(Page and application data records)

::::

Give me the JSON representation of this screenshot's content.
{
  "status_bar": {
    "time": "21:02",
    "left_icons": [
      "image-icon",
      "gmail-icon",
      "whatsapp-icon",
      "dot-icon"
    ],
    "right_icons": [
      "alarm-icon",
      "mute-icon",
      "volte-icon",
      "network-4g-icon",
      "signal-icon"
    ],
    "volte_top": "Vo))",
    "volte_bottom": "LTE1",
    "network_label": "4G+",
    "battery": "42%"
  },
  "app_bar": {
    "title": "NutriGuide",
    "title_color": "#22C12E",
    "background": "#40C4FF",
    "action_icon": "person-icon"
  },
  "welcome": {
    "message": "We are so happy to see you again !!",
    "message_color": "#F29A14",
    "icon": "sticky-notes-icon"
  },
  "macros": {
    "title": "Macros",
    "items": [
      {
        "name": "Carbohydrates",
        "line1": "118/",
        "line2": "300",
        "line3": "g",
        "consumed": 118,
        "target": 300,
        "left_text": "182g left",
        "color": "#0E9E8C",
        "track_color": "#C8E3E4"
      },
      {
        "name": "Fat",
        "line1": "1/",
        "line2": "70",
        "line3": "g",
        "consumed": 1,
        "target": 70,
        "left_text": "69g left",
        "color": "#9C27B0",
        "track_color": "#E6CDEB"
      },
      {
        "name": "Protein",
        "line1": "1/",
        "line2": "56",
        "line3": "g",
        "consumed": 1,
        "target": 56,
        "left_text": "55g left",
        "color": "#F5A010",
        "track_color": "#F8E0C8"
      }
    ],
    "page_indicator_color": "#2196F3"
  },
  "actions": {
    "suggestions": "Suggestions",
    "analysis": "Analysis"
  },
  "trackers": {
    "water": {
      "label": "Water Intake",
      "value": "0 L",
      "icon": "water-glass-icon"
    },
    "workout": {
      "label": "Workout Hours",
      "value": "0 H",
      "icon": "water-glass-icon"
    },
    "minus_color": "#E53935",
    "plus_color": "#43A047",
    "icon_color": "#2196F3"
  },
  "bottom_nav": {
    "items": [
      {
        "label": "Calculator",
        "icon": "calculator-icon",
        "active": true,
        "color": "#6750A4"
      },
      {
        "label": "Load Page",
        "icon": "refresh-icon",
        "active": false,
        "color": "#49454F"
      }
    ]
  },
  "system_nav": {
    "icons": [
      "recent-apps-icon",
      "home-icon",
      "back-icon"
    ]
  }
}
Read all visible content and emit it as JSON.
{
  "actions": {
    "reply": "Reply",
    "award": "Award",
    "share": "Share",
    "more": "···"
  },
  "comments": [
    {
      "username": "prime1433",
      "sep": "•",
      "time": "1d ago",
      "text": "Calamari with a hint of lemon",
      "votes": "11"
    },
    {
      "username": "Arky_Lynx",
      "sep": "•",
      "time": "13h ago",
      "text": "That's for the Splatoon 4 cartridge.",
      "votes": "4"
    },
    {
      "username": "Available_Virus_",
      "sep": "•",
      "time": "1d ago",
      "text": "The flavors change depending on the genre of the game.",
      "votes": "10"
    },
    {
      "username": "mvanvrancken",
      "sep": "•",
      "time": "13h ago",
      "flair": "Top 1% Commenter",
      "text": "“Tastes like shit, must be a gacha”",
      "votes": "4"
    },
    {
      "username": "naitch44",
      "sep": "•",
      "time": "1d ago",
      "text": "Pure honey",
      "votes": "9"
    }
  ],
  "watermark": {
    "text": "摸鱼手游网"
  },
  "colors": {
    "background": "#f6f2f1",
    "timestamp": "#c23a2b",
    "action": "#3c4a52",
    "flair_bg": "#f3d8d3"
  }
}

::::

> _WORK ITEM_: Check every line of the data for the string "content". Give the number of lines that have it, and only that.

> _SOLUTION TO THIS TASK_: 2